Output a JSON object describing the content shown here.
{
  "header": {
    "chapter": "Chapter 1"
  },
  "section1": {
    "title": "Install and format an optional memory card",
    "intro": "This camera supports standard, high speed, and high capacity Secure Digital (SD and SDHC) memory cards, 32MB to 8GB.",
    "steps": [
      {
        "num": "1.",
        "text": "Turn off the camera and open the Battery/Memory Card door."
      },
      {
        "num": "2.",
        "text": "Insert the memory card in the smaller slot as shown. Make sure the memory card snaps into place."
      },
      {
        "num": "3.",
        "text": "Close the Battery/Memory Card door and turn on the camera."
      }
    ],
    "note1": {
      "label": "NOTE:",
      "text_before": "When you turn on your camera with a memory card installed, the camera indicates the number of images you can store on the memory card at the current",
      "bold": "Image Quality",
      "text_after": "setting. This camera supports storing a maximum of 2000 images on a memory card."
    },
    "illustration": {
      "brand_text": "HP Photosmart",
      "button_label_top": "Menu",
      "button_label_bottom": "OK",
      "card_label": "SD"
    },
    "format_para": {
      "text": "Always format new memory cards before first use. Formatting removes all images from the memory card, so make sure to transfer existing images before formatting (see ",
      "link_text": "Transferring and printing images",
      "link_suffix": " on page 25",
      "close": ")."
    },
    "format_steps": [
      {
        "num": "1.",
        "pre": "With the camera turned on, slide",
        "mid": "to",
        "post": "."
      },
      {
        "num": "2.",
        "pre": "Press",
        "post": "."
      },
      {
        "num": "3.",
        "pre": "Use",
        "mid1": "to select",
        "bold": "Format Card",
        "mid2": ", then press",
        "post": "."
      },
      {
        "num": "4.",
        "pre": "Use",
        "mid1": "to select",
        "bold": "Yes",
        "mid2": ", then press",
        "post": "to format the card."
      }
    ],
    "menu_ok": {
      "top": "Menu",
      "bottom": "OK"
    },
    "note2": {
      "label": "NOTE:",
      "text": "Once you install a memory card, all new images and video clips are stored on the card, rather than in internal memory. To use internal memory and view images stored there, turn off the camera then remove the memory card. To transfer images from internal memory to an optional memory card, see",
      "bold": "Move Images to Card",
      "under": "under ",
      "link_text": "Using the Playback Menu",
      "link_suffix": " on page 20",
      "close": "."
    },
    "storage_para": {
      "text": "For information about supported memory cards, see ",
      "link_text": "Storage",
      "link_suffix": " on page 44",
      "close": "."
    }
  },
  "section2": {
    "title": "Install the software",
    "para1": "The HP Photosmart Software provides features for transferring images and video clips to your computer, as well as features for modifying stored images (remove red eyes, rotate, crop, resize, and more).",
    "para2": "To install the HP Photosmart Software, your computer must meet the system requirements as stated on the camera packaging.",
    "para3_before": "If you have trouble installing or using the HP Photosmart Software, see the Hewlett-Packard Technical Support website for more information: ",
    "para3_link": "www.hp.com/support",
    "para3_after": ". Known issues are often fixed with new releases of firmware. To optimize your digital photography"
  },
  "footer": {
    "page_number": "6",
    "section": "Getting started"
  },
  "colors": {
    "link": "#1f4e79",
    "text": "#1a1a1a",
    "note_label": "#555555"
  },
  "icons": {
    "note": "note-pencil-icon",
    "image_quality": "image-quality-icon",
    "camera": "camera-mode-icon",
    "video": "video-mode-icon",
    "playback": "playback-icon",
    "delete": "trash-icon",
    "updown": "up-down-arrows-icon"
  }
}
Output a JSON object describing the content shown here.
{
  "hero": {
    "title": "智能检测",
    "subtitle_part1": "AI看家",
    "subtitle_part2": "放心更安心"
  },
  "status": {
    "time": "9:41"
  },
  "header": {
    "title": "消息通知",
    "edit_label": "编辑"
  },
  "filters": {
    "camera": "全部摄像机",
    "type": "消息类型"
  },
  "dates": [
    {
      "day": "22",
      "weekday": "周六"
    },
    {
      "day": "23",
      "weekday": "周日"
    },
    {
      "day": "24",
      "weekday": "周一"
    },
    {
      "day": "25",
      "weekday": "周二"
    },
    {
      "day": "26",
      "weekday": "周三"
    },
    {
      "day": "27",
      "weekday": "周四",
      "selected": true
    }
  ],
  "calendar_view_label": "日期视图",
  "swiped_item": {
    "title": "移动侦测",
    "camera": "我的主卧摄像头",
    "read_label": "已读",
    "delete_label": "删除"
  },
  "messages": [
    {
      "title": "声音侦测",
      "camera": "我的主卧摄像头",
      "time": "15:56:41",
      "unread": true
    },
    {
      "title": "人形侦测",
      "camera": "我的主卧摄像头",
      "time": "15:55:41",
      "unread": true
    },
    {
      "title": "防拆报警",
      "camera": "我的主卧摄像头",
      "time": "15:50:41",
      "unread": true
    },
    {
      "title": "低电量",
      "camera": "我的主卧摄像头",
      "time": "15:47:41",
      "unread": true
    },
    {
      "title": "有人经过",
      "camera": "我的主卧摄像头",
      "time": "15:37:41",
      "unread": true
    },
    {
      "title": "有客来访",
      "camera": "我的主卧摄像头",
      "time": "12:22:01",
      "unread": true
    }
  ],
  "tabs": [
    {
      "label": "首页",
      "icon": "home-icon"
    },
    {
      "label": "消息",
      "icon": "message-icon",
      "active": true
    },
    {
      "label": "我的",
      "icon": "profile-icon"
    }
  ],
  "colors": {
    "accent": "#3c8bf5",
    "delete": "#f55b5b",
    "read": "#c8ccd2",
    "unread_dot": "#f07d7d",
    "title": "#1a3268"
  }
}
^^^^^^^^
EXERCISE DESCRIPTION
Copy every line of the listing where the word "mode" appears.

FINISHED ANSWER
    "camera": "camera-mode-icon",
    "video": "video-mode-icon",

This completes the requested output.